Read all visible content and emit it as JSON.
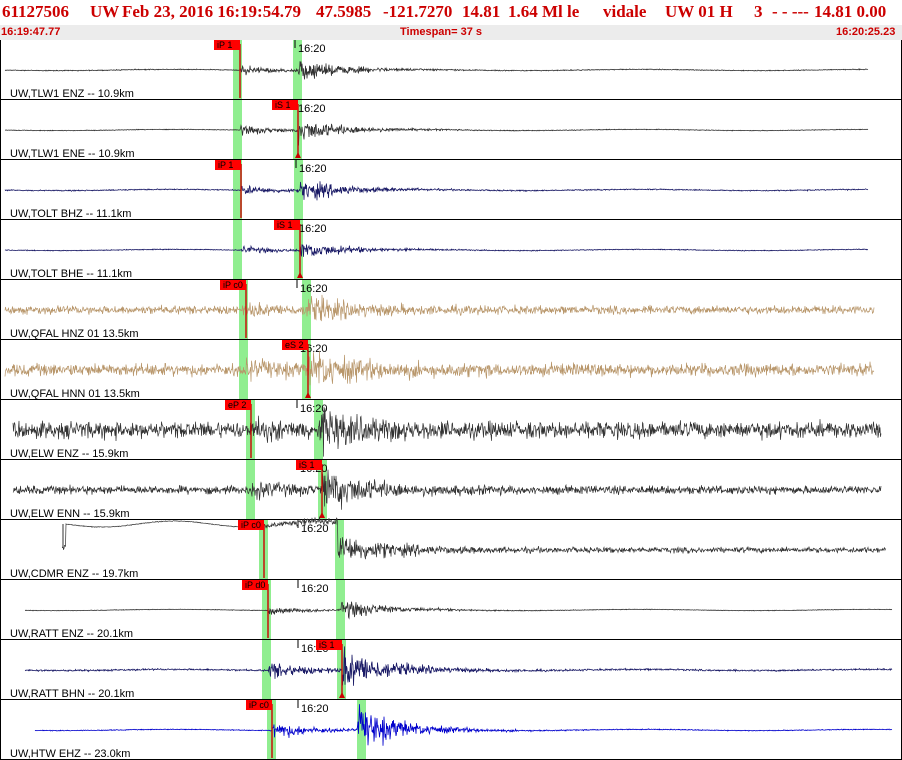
{
  "header": {
    "event_id": "61127506",
    "network": "UW",
    "datetime": "Feb 23, 2016 16:19:54.79",
    "latitude": "47.5985",
    "longitude": "-121.7270",
    "depth": "14.81",
    "magnitude": "1.64 Ml le",
    "analyst": "vidale",
    "source_info": "UW 01 H",
    "count": "3",
    "quality": "- - ---",
    "depth_fixed": "14.81 0.00"
  },
  "subheader": {
    "start_time": "16:19:47.77",
    "timespan": "Timespan=  37 s",
    "end_time": "16:20:25.23"
  },
  "colors": {
    "header_text": "#cc0000",
    "window_bar": "#90ee90",
    "pick_flag": "#ff0000",
    "trace_dark": "#333333",
    "trace_navy": "#1a1a66",
    "trace_tan": "#b8966a",
    "trace_blue": "#0000cc",
    "subheader_bg": "#ececec"
  },
  "minute_tick_label": "16:20",
  "channels": [
    {
      "label": "UW,TLW1 ENZ -- 10.9km",
      "color": "#333333",
      "pick": "iP 1",
      "pick_phase": "P"
    },
    {
      "label": "UW,TLW1 ENE -- 10.9km",
      "color": "#333333",
      "pick": "iS 1",
      "pick_phase": "S"
    },
    {
      "label": "UW,TOLT BHZ -- 11.1km",
      "color": "#1a1a66",
      "pick": "iP 1",
      "pick_phase": "P"
    },
    {
      "label": "UW,TOLT BHE -- 11.1km",
      "color": "#1a1a66",
      "pick": "iS 1",
      "pick_phase": "S"
    },
    {
      "label": "UW,QFAL HNZ 01 13.5km",
      "color": "#b8966a",
      "pick": "iP c0",
      "pick_phase": "P"
    },
    {
      "label": "UW,QFAL HNN 01 13.5km",
      "color": "#b8966a",
      "pick": "eS 2",
      "pick_phase": "S"
    },
    {
      "label": "UW,ELW ENZ -- 15.9km",
      "color": "#333333",
      "pick": "eP 2",
      "pick_phase": "P"
    },
    {
      "label": "UW,ELW ENN -- 15.9km",
      "color": "#333333",
      "pick": "iS 1",
      "pick_phase": "S"
    },
    {
      "label": "UW,CDMR ENZ -- 19.7km",
      "color": "#333333",
      "pick": "iP c0",
      "pick_phase": "P"
    },
    {
      "label": "UW,RATT ENZ -- 20.1km",
      "color": "#333333",
      "pick": "iP d0",
      "pick_phase": "P"
    },
    {
      "label": "UW,RATT BHN -- 20.1km",
      "color": "#1a1a66",
      "pick": "iS 1",
      "pick_phase": "S"
    },
    {
      "label": "UW,HTW EHZ -- 23.0km",
      "color": "#0000cc",
      "pick": "iP c0",
      "pick_phase": "P"
    }
  ]
}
§
--- Task to complete ---
In the entries above, some lines may contain the string "RATT"; report how many, without additional comment.

--- Finished answer ---
2